▸ WHAT YOU WILL DO
Extract each line from the entries below that has the string "voltage" in it.

▸ DATA TO PROCESS

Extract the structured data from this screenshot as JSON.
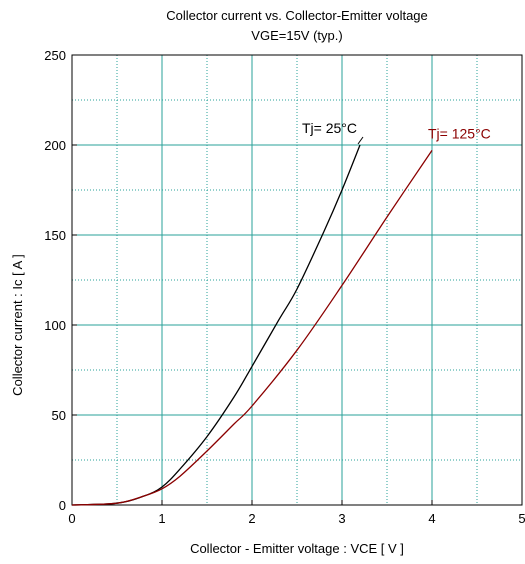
{
  "chart_data": {
    "type": "line",
    "title": "Collector current  vs.  Collector-Emitter voltage",
    "subtitle": "VGE=15V  (typ.)",
    "xlabel": "Collector - Emitter voltage  :  VCE  [ V ]",
    "ylabel": "Collector current  :  Ic  [ A ]",
    "xlim": [
      0,
      5
    ],
    "ylim": [
      0,
      250
    ],
    "x_ticks": [
      "0",
      "1",
      "2",
      "3",
      "4",
      "5"
    ],
    "y_ticks": [
      "0",
      "50",
      "100",
      "150",
      "200",
      "250"
    ],
    "x_minor_step": 0.5,
    "y_minor_step": 25,
    "grid": true,
    "grid_color": "#2aa198",
    "series": [
      {
        "name": "Tj= 25°C",
        "color": "#000000",
        "x": [
          0,
          0.5,
          0.8,
          1.0,
          1.2,
          1.5,
          1.8,
          2.0,
          2.3,
          2.5,
          2.8,
          3.0,
          3.2
        ],
        "y": [
          0,
          1,
          5,
          10,
          20,
          38,
          60,
          77,
          103,
          120,
          152,
          175,
          200
        ]
      },
      {
        "name": "Tj= 125°C",
        "color": "#8b0000",
        "x": [
          0,
          0.5,
          0.8,
          1.0,
          1.2,
          1.5,
          1.8,
          2.0,
          2.5,
          3.0,
          3.5,
          4.0
        ],
        "y": [
          0,
          1,
          5,
          9,
          16,
          30,
          45,
          55,
          86,
          122,
          160,
          197
        ]
      }
    ]
  }
}
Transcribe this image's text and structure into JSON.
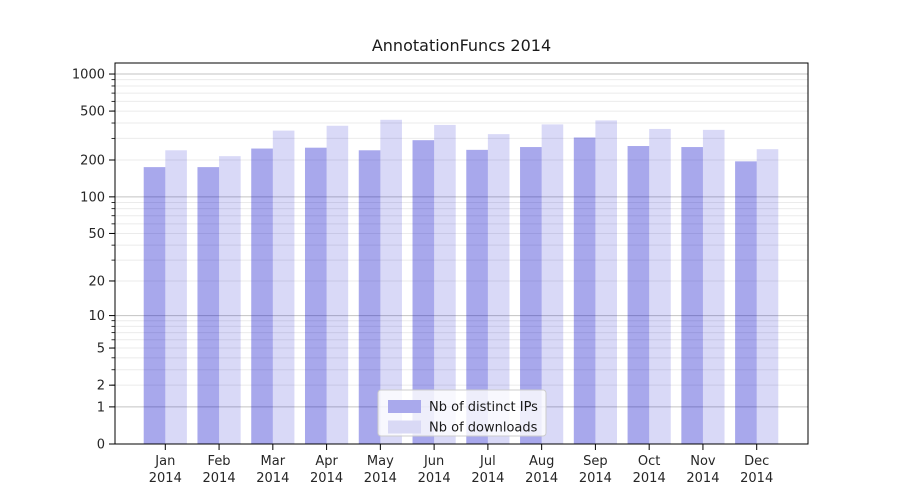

▸ FINAL ANSWER
    "title": "Collector current  vs.  Collector-Emitter voltage",
    "xlabel": "Collector - Emitter voltage  :  VCE  [ V ]",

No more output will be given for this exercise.